» **PROBLEM STATEMENT**:
Copy all lines that contain the word "JSON".

— start —

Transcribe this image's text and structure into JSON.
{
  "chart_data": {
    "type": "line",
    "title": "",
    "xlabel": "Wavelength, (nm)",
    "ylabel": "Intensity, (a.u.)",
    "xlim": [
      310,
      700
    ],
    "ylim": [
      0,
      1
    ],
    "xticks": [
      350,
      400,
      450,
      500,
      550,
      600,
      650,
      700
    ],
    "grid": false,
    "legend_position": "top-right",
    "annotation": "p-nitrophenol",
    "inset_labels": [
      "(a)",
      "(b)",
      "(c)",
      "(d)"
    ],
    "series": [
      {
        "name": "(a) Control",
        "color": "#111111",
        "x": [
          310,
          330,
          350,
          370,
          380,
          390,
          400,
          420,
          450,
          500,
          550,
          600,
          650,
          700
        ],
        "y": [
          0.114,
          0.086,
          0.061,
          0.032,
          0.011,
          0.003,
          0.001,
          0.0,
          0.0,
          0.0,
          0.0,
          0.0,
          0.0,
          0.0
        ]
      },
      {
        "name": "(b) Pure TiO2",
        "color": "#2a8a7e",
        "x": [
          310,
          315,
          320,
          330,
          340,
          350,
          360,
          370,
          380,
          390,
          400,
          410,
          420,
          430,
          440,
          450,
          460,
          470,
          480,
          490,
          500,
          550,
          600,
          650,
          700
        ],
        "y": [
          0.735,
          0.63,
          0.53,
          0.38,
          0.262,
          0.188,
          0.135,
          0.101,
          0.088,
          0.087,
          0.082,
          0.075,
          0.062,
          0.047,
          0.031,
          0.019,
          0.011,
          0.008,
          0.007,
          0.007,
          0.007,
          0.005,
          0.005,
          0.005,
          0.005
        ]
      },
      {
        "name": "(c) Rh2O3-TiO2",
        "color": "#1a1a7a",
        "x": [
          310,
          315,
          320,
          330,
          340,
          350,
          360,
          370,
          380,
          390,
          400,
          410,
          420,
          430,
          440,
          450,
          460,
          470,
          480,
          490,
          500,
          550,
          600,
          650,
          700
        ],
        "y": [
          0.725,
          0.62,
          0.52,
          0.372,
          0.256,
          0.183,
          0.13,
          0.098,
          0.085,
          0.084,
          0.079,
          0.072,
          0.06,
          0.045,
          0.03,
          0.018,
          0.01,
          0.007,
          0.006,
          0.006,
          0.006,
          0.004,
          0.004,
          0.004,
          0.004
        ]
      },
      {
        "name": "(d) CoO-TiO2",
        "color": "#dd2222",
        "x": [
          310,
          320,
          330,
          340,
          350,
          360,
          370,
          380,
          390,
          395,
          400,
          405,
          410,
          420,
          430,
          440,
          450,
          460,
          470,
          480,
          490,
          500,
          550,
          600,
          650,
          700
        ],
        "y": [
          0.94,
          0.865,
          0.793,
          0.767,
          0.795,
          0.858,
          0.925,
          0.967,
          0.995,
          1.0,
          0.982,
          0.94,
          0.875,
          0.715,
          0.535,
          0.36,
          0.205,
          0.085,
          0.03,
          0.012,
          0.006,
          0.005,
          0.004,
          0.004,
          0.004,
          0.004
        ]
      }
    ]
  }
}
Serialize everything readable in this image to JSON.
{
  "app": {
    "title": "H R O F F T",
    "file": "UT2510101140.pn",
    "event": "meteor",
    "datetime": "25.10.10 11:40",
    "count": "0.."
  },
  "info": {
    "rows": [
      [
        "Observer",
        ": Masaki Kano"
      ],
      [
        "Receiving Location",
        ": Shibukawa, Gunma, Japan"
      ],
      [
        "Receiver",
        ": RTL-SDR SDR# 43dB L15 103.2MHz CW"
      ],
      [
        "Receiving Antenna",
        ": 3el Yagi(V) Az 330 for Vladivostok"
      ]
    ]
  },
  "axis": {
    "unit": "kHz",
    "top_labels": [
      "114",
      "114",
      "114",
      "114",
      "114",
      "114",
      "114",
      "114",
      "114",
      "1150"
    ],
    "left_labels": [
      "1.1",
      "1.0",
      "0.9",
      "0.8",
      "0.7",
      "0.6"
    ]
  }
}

— end —

» **RESPONSE TO THE EXERCISE**:
Transcribe this image's text and structure into JSON.
Serialize everything readable in this image to JSON.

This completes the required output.